* [SHORT EXERCISE]:
Go through the lines below. Copy those with "Delirium".

* [RAW RECORDS]:
________________
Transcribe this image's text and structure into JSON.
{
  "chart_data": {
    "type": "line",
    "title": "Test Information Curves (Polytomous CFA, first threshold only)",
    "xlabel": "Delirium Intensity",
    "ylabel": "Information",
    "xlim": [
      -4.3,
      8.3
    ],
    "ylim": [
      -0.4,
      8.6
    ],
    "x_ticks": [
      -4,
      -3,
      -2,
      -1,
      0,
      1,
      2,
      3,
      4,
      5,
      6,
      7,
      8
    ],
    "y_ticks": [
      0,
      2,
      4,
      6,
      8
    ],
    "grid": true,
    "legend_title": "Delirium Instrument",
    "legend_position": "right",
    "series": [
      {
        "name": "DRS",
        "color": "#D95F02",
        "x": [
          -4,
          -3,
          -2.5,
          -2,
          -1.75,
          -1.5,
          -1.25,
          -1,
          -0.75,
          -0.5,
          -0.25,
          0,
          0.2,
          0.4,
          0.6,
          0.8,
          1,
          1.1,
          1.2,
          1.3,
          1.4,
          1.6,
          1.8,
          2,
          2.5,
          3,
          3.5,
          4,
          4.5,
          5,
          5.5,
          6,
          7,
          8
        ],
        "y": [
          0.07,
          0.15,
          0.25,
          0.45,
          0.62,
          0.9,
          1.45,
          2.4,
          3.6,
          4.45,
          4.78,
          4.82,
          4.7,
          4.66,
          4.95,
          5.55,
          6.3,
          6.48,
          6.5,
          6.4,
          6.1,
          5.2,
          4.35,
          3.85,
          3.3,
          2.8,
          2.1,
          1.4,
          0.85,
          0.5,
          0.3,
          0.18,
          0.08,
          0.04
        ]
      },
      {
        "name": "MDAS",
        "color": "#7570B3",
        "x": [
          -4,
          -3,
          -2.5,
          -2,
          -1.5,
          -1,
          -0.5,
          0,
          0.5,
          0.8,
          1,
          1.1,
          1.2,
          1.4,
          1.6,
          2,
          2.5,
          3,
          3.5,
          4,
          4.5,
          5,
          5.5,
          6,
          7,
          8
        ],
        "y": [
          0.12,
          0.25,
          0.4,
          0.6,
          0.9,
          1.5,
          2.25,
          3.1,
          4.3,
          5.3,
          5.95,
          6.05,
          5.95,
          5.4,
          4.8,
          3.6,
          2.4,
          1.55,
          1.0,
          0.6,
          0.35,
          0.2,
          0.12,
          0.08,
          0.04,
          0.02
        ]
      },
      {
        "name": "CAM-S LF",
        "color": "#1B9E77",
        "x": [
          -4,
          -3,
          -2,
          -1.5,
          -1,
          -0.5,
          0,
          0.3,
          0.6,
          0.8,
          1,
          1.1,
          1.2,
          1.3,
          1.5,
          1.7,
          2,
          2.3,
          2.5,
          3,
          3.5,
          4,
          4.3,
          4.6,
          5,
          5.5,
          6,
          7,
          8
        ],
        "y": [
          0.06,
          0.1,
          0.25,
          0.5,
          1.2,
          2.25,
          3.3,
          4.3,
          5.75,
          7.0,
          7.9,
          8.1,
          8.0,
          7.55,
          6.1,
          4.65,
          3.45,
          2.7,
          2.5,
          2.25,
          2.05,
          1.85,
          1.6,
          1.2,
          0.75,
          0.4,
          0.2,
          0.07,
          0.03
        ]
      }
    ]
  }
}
________________
* [SOLUTION]:
    "xlabel": "Delirium Intensity",
    "legend_title": "Delirium Instrument",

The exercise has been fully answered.